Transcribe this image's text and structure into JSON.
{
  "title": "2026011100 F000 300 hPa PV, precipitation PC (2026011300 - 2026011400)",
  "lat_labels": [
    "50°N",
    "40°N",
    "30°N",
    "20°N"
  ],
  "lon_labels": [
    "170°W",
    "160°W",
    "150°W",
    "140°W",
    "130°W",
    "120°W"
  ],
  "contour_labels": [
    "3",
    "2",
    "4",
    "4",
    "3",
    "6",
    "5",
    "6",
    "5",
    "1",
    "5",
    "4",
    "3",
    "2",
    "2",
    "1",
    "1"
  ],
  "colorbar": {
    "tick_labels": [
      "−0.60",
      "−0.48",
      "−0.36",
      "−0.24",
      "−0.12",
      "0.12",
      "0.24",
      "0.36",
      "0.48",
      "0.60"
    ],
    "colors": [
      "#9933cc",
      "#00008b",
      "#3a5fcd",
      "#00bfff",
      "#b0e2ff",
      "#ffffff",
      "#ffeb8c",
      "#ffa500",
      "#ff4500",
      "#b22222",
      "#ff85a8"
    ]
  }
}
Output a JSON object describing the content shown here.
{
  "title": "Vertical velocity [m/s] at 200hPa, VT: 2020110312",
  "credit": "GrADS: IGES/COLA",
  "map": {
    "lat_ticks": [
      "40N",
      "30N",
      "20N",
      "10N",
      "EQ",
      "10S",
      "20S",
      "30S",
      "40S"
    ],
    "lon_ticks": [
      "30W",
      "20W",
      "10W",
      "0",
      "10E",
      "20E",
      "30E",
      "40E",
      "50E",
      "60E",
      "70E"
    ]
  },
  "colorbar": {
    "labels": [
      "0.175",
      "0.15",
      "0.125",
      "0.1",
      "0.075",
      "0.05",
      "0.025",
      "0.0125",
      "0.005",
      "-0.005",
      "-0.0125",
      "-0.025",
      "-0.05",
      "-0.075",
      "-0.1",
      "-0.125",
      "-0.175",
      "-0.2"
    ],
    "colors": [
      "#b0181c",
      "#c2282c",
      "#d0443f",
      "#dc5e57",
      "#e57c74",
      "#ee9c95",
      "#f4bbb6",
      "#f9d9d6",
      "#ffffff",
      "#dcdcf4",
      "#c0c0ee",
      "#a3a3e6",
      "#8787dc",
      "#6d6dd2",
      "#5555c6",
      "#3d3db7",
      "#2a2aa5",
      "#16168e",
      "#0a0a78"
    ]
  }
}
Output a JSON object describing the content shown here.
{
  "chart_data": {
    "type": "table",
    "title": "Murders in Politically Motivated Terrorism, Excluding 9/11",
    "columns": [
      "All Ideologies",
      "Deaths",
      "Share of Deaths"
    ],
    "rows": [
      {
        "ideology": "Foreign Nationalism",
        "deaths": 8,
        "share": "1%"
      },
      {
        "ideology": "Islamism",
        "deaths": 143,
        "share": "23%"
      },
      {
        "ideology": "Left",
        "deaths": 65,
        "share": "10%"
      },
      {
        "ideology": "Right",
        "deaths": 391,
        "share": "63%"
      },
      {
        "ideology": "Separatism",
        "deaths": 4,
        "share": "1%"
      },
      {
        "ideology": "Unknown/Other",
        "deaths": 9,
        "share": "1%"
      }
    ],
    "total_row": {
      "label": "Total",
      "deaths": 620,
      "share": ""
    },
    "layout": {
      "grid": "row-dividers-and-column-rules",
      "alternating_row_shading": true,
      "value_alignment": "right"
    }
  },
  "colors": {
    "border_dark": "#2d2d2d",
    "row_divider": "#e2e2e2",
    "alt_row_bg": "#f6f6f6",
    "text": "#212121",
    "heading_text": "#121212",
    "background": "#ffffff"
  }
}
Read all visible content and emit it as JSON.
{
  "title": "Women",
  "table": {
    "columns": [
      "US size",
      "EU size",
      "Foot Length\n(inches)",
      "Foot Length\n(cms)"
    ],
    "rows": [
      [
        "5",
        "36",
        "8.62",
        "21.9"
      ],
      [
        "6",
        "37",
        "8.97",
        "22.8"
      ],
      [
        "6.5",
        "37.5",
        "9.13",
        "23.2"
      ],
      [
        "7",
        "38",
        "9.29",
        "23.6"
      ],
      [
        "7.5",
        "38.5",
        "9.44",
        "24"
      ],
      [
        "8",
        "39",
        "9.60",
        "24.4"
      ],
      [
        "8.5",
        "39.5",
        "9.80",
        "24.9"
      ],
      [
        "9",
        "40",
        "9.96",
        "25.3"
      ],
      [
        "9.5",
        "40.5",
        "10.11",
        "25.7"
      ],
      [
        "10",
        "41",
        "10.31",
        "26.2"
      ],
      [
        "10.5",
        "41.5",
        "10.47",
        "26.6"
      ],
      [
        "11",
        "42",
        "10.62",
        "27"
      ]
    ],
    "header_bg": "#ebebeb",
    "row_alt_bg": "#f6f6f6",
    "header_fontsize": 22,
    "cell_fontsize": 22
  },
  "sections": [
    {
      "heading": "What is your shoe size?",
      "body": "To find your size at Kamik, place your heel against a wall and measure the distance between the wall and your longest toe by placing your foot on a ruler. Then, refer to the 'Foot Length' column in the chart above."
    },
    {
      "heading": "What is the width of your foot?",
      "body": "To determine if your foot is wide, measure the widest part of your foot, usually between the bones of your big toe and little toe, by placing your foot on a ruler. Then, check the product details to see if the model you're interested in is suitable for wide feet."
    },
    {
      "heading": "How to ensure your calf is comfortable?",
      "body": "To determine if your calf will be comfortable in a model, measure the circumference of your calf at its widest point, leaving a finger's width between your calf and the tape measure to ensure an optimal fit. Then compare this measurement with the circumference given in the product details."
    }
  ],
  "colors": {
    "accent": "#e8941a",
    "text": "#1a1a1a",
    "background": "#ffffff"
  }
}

## Directive
Copy all the entries verbatim.

## Response
Transcribe this image's text and structure into JSON.
{
  "title": "2026011100 F000 300 hPa PV, precipitation PC (2026011300 - 2026011400)",
  "lat_labels": [
    "50°N",
    "40°N",
    "30°N",
    "20°N"
  ],
  "lon_labels": [
    "170°W",
    "160°W",
    "150°W",
    "140°W",
    "130°W",
    "120°W"
  ],
  "contour_labels": [
    "3",
    "2",
    "4",
    "4",
    "3",
    "6",
    "5",
    "6",
    "5",
    "1",
    "5",
    "4",
    "3",
    "2",
    "2",
    "1",
    "1"
  ],
  "colorbar": {
    "tick_labels": [
      "−0.60",
      "−0.48",
      "−0.36",
      "−0.24",
      "−0.12",
      "0.12",
      "0.24",
      "0.36",
      "0.48",
      "0.60"
    ],
    "colors": [
      "#9933cc",
      "#00008b",
      "#3a5fcd",
      "#00bfff",
      "#b0e2ff",
      "#ffffff",
      "#ffeb8c",
      "#ffa500",
      "#ff4500",
      "#b22222",
      "#ff85a8"
    ]
  }
}
Output a JSON object describing the content shown here.
{
  "title": "Vertical velocity [m/s] at 200hPa, VT: 2020110312",
  "credit": "GrADS: IGES/COLA",
  "map": {
    "lat_ticks": [
      "40N",
      "30N",
      "20N",
      "10N",
      "EQ",
      "10S",
      "20S",
      "30S",
      "40S"
    ],
    "lon_ticks": [
      "30W",
      "20W",
      "10W",
      "0",
      "10E",
      "20E",
      "30E",
      "40E",
      "50E",
      "60E",
      "70E"
    ]
  },
  "colorbar": {
    "labels": [
      "0.175",
      "0.15",
      "0.125",
      "0.1",
      "0.075",
      "0.05",
      "0.025",
      "0.0125",
      "0.005",
      "-0.005",
      "-0.0125",
      "-0.025",
      "-0.05",
      "-0.075",
      "-0.1",
      "-0.125",
      "-0.175",
      "-0.2"
    ],
    "colors": [
      "#b0181c",
      "#c2282c",
      "#d0443f",
      "#dc5e57",
      "#e57c74",
      "#ee9c95",
      "#f4bbb6",
      "#f9d9d6",
      "#ffffff",
      "#dcdcf4",
      "#c0c0ee",
      "#a3a3e6",
      "#8787dc",
      "#6d6dd2",
      "#5555c6",
      "#3d3db7",
      "#2a2aa5",
      "#16168e",
      "#0a0a78"
    ]
  }
}
Output a JSON object describing the content shown here.
{
  "chart_data": {
    "type": "table",
    "title": "Murders in Politically Motivated Terrorism, Excluding 9/11",
    "columns": [
      "All Ideologies",
      "Deaths",
      "Share of Deaths"
    ],
    "rows": [
      {
        "ideology": "Foreign Nationalism",
        "deaths": 8,
        "share": "1%"
      },
      {
        "ideology": "Islamism",
        "deaths": 143,
        "share": "23%"
      },
      {
        "ideology": "Left",
        "deaths": 65,
        "share": "10%"
      },
      {
        "ideology": "Right",
        "deaths": 391,
        "share": "63%"
      },
      {
        "ideology": "Separatism",
        "deaths": 4,
        "share": "1%"
      },
      {
        "ideology": "Unknown/Other",
        "deaths": 9,
        "share": "1%"
      }
    ],
    "total_row": {
      "label": "Total",
      "deaths": 620,
      "share": ""
    },
    "layout": {
      "grid": "row-dividers-and-column-rules",
      "alternating_row_shading": true,
      "value_alignment": "right"
    }
  },
  "colors": {
    "border_dark": "#2d2d2d",
    "row_divider": "#e2e2e2",
    "alt_row_bg": "#f6f6f6",
    "text": "#212121",
    "heading_text": "#121212",
    "background": "#ffffff"
  }
}
Read all visible content and emit it as JSON.
{
  "title": "Women",
  "table": {
    "columns": [
      "US size",
      "EU size",
      "Foot Length\n(inches)",
      "Foot Length\n(cms)"
    ],
    "rows": [
      [
        "5",
        "36",
        "8.62",
        "21.9"
      ],
      [
        "6",
        "37",
        "8.97",
        "22.8"
      ],
      [
        "6.5",
        "37.5",
        "9.13",
        "23.2"
      ],
      [
        "7",
        "38",
        "9.29",
        "23.6"
      ],
      [
        "7.5",
        "38.5",
        "9.44",
        "24"
      ],
      [
        "8",
        "39",
        "9.60",
        "24.4"
      ],
      [
        "8.5",
        "39.5",
        "9.80",
        "24.9"
      ],
      [
        "9",
        "40",
        "9.96",
        "25.3"
      ],
      [
        "9.5",
        "40.5",
        "10.11",
        "25.7"
      ],
      [
        "10",
        "41",
        "10.31",
        "26.2"
      ],
      [
        "10.5",
        "41.5",
        "10.47",
        "26.6"
      ],
      [
        "11",
        "42",
        "10.62",
        "27"
      ]
    ],
    "header_bg": "#ebebeb",
    "row_alt_bg": "#f6f6f6",
    "header_fontsize": 22,
    "cell_fontsize": 22
  },
  "sections": [
    {
      "heading": "What is your shoe size?",
      "body": "To find your size at Kamik, place your heel against a wall and measure the distance between the wall and your longest toe by placing your foot on a ruler. Then, refer to the 'Foot Length' column in the chart above."
    },
    {
      "heading": "What is the width of your foot?",
      "body": "To determine if your foot is wide, measure the widest part of your foot, usually between the bones of your big toe and little toe, by placing your foot on a ruler. Then, check the product details to see if the model you're interested in is suitable for wide feet."
    },
    {
      "heading": "How to ensure your calf is comfortable?",
      "body": "To determine if your calf will be comfortable in a model, measure the circumference of your calf at its widest point, leaving a finger's width between your calf and the tape measure to ensure an optimal fit. Then compare this measurement with the circumference given in the product details."
    }
  ],
  "colors": {
    "accent": "#e8941a",
    "text": "#1a1a1a",
    "background": "#ffffff"
  }
}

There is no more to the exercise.